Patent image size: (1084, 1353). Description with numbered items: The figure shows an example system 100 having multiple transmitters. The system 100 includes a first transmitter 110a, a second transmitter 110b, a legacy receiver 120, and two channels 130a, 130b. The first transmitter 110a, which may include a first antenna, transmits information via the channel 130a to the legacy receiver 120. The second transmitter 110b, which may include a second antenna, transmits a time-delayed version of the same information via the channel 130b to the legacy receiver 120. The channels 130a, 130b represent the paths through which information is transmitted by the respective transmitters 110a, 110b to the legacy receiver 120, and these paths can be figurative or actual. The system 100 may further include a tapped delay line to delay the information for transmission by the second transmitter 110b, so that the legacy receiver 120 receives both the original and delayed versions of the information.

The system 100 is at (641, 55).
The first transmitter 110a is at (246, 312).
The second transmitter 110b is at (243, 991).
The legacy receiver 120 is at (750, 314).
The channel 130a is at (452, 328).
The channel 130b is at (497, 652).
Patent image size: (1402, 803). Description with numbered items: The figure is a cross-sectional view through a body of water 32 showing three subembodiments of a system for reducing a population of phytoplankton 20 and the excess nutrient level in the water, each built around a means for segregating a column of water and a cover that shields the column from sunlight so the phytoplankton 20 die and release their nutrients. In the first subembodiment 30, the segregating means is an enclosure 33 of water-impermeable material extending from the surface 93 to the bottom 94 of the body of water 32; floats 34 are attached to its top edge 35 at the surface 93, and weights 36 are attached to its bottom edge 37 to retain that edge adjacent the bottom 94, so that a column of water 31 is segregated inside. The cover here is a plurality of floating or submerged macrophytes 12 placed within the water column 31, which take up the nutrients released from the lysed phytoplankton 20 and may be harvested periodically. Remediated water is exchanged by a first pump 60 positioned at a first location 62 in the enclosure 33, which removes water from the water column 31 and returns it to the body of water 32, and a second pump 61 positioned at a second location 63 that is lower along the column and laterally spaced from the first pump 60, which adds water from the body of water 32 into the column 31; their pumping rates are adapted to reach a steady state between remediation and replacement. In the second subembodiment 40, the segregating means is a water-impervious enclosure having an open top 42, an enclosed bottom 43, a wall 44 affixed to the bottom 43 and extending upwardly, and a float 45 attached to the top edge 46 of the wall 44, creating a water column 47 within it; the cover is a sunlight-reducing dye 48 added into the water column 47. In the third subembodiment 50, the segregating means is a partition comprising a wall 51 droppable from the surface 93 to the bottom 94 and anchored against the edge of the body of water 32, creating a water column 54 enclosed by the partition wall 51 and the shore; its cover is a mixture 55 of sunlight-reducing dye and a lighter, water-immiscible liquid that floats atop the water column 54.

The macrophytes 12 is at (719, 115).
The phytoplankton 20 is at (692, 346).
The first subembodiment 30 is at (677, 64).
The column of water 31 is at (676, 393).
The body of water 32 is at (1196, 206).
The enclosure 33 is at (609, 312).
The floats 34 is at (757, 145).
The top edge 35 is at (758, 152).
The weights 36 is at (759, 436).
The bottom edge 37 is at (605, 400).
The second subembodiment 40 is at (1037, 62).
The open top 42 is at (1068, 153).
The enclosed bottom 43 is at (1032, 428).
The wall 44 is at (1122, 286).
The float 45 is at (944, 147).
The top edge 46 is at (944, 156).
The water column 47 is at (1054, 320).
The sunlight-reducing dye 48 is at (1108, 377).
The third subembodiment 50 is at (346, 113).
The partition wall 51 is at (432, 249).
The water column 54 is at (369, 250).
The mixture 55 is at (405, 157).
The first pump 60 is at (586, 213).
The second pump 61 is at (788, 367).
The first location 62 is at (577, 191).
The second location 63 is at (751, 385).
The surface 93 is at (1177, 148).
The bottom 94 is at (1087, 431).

What the task requires: Please write out all of the material above again, swapping "cross-sectional view" for "sectional view" and leaving everything else untouched.

Written response:
Patent image size: (1084, 1353). Description with numbered items: The figure shows an example system 100 having multiple transmitters. The system 100 includes a first transmitter 110a, a second transmitter 110b, a legacy receiver 120, and two channels 130a, 130b. The first transmitter 110a, which may include a first antenna, transmits information via the channel 130a to the legacy receiver 120. The second transmitter 110b, which may include a second antenna, transmits a time-delayed version of the same information via the channel 130b to the legacy receiver 120. The channels 130a, 130b represent the paths through which information is transmitted by the respective transmitters 110a, 110b to the legacy receiver 120, and these paths can be figurative or actual. The system 100 may further include a tapped delay line to delay the information for transmission by the second transmitter 110b, so that the legacy receiver 120 receives both the original and delayed versions of the information.

The system 100 is at (641, 55).
The first transmitter 110a is at (246, 312).
The second transmitter 110b is at (243, 991).
The legacy receiver 120 is at (750, 314).
The channel 130a is at (452, 328).
The channel 130b is at (497, 652).
Patent image size: (1402, 803). Description with numbered items: The figure is a sectional view through a body of water 32 showing three subembodiments of a system for reducing a population of phytoplankton 20 and the excess nutrient level in the water, each built around a means for segregating a column of water and a cover that shields the column from sunlight so the phytoplankton 20 die and release their nutrients. In the first subembodiment 30, the segregating means is an enclosure 33 of water-impermeable material extending from the surface 93 to the bottom 94 of the body of water 32; floats 34 are attached to its top edge 35 at the surface 93, and weights 36 are attached to its bottom edge 37 to retain that edge adjacent the bottom 94, so that a column of water 31 is segregated inside. The cover here is a plurality of floating or submerged macrophytes 12 placed within the water column 31, which take up the nutrients released from the lysed phytoplankton 20 and may be harvested periodically. Remediated water is exchanged by a first pump 60 positioned at a first location 62 in the enclosure 33, which removes water from the water column 31 and returns it to the body of water 32, and a second pump 61 positioned at a second location 63 that is lower along the column and laterally spaced from the first pump 60, which adds water from the body of water 32 into the column 31; their pumping rates are adapted to reach a steady state between remediation and replacement. In the second subembodiment 40, the segregating means is a water-impervious enclosure having an open top 42, an enclosed bottom 43, a wall 44 affixed to the bottom 43 and extending upwardly, and a float 45 attached to the top edge 46 of the wall 44, creating a water column 47 within it; the cover is a sunlight-reducing dye 48 added into the water column 47. In the third subembodiment 50, the segregating means is a partition comprising a wall 51 droppable from the surface 93 to the bottom 94 and anchored against the edge of the body of water 32, creating a water column 54 enclosed by the partition wall 51 and the shore; its cover is a mixture 55 of sunlight-reducing dye and a lighter, water-immiscible liquid that floats atop the water column 54.

The macrophytes 12 is at (719, 115).
The phytoplankton 20 is at (692, 346).
The first subembodiment 30 is at (677, 64).
The column of water 31 is at (676, 393).
The body of water 32 is at (1196, 206).
The enclosure 33 is at (609, 312).
The floats 34 is at (757, 145).
The top edge 35 is at (758, 152).
The weights 36 is at (759, 436).
The bottom edge 37 is at (605, 400).
The second subembodiment 40 is at (1037, 62).
The open top 42 is at (1068, 153).
The enclosed bottom 43 is at (1032, 428).
The wall 44 is at (1122, 286).
The float 45 is at (944, 147).
The top edge 46 is at (944, 156).
The water column 47 is at (1054, 320).
The sunlight-reducing dye 48 is at (1108, 377).
The third subembodiment 50 is at (346, 113).
The partition wall 51 is at (432, 249).
The water column 54 is at (369, 250).
The mixture 55 is at (405, 157).
The first pump 60 is at (586, 213).
The second pump 61 is at (788, 367).
The first location 62 is at (577, 191).
The second location 63 is at (751, 385).
The surface 93 is at (1177, 148).
The bottom 94 is at (1087, 431).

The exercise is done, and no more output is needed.